* [To be done]:
Write only the number of lines in the records beneath that hold "name".

(Figure contents as structured data)
--- Start ---

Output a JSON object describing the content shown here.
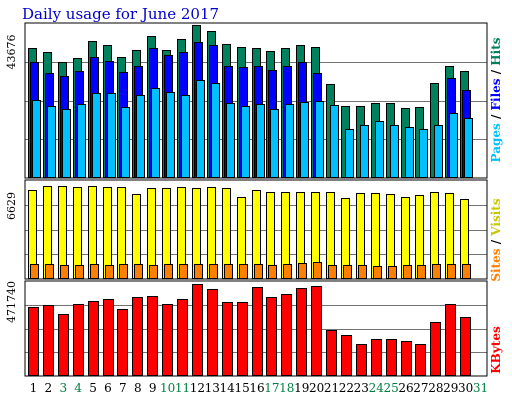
{
  "title": "Daily usage for June 2017",
  "colors": {
    "hits": "#00805c",
    "files": "#0000ff",
    "pages": "#00c0ff",
    "visits": "#ffff00",
    "sites": "#ff8000",
    "kbytes": "#ff0000",
    "weekend_label": "#008040",
    "weekday_label": "#000000",
    "grid": "#000000"
  },
  "chart_data": [
    {
      "type": "bar",
      "panel": "hits-files-pages",
      "max_label": "43676",
      "legend": [
        "Pages",
        "Files",
        "Hits"
      ],
      "legend_separator": "/",
      "categories": [
        "1",
        "2",
        "3",
        "4",
        "5",
        "6",
        "7",
        "8",
        "9",
        "10",
        "11",
        "12",
        "13",
        "14",
        "15",
        "16",
        "17",
        "18",
        "19",
        "20",
        "21",
        "22",
        "23",
        "24",
        "25",
        "26",
        "27",
        "28",
        "29",
        "30",
        "31"
      ],
      "weekend_days": [
        "3",
        "4",
        "10",
        "11",
        "17",
        "18",
        "24",
        "25",
        "31"
      ],
      "ylim": [
        0,
        43676
      ],
      "series": [
        {
          "name": "Hits",
          "values": [
            38200,
            37000,
            33900,
            35100,
            40100,
            39100,
            35600,
            37500,
            41700,
            37500,
            40800,
            44900,
            43000,
            39400,
            38400,
            38000,
            37100,
            38000,
            39000,
            38500,
            27500,
            21100,
            21100,
            22000,
            22000,
            20600,
            20800,
            27800,
            32800,
            31400,
            0
          ]
        },
        {
          "name": "Files",
          "values": [
            34000,
            30800,
            30000,
            31500,
            35600,
            34400,
            31000,
            32800,
            38000,
            36000,
            36900,
            40000,
            39000,
            32700,
            32600,
            32800,
            31700,
            32700,
            33900,
            30800,
            0,
            0,
            0,
            0,
            0,
            0,
            0,
            0,
            29400,
            25900,
            0
          ]
        },
        {
          "name": "Pages",
          "values": [
            22800,
            21000,
            20300,
            21700,
            25000,
            24900,
            20700,
            24200,
            26400,
            25200,
            24400,
            28800,
            27900,
            21900,
            21100,
            21800,
            20200,
            21800,
            22200,
            22500,
            21400,
            14500,
            15400,
            16700,
            15500,
            14900,
            14400,
            15400,
            19000,
            17500,
            0
          ]
        }
      ]
    },
    {
      "type": "bar",
      "panel": "visits-sites",
      "max_label": "6629",
      "legend": [
        "Sites",
        "Visits"
      ],
      "legend_separator": "/",
      "categories": [
        "1",
        "2",
        "3",
        "4",
        "5",
        "6",
        "7",
        "8",
        "9",
        "10",
        "11",
        "12",
        "13",
        "14",
        "15",
        "16",
        "17",
        "18",
        "19",
        "20",
        "21",
        "22",
        "23",
        "24",
        "25",
        "26",
        "27",
        "28",
        "29",
        "30",
        "31"
      ],
      "ylim": [
        0,
        6629
      ],
      "series": [
        {
          "name": "Visits",
          "values": [
            6350,
            6620,
            6629,
            6560,
            6620,
            6580,
            6560,
            6090,
            6480,
            6460,
            6560,
            6520,
            6560,
            6470,
            5870,
            6330,
            6200,
            6180,
            6180,
            6190,
            6190,
            5740,
            6110,
            6110,
            6050,
            5880,
            5990,
            6200,
            6100,
            5730,
            0
          ]
        },
        {
          "name": "Sites",
          "values": [
            1080,
            1090,
            980,
            1000,
            1080,
            1020,
            1050,
            1050,
            1020,
            1050,
            1050,
            1100,
            1080,
            1050,
            1040,
            1070,
            1010,
            1080,
            1120,
            1180,
            1020,
            1020,
            1010,
            940,
            920,
            1000,
            1010,
            1060,
            1080,
            1040,
            0
          ]
        }
      ]
    },
    {
      "type": "bar",
      "panel": "kbytes",
      "max_label": "471740",
      "legend": [
        "KBytes"
      ],
      "categories": [
        "1",
        "2",
        "3",
        "4",
        "5",
        "6",
        "7",
        "8",
        "9",
        "10",
        "11",
        "12",
        "13",
        "14",
        "15",
        "16",
        "17",
        "18",
        "19",
        "20",
        "21",
        "22",
        "23",
        "24",
        "25",
        "26",
        "27",
        "28",
        "29",
        "30",
        "31"
      ],
      "ylim": [
        0,
        471740
      ],
      "series": [
        {
          "name": "KBytes",
          "values": [
            366000,
            375000,
            329000,
            384000,
            397000,
            407000,
            354000,
            417000,
            425000,
            383000,
            410000,
            486000,
            459000,
            393000,
            392000,
            470000,
            419000,
            433000,
            468000,
            475000,
            245000,
            219000,
            172000,
            195000,
            194000,
            185000,
            170000,
            287000,
            384000,
            313000,
            0
          ]
        }
      ]
    }
  ]
}
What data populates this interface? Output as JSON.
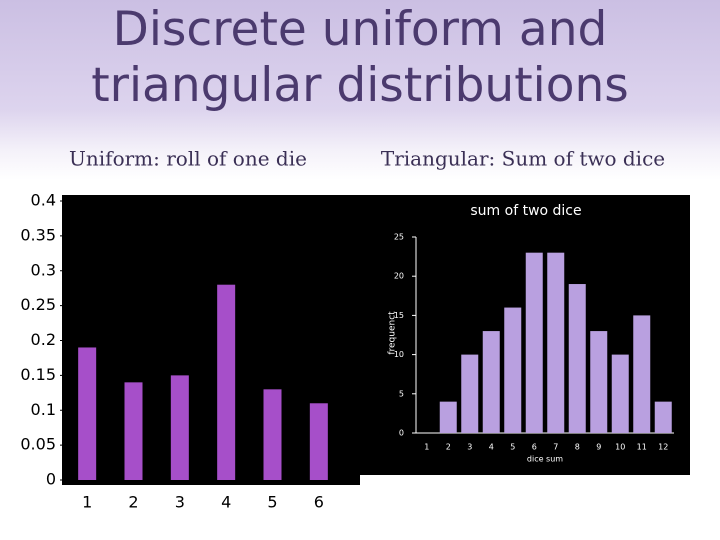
{
  "title": "Discrete uniform and triangular distributions",
  "chart_data": [
    {
      "type": "bar",
      "subtitle": "Uniform: roll of one die",
      "categories": [
        "1",
        "2",
        "3",
        "4",
        "5",
        "6"
      ],
      "values": [
        0.19,
        0.14,
        0.15,
        0.28,
        0.13,
        0.11
      ],
      "color": "#a64fc9",
      "ylim": [
        0,
        0.4
      ],
      "yticks": [
        0,
        0.05,
        0.1,
        0.15,
        0.2,
        0.25,
        0.3,
        0.35,
        0.4
      ]
    },
    {
      "type": "bar",
      "subtitle": "Triangular: Sum of two dice",
      "title": "sum of two dice",
      "xlabel": "dice sum",
      "ylabel": "frequenct",
      "categories": [
        "1",
        "2",
        "3",
        "4",
        "5",
        "6",
        "7",
        "8",
        "9",
        "10",
        "11",
        "12"
      ],
      "values": [
        0,
        4,
        10,
        13,
        16,
        23,
        23,
        19,
        13,
        10,
        15,
        4
      ],
      "color": "#b9a0e0",
      "ylim": [
        0,
        25
      ],
      "yticks": [
        0,
        5,
        10,
        15,
        20,
        25
      ]
    }
  ]
}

--- End ---

* [Solved exercise]:
6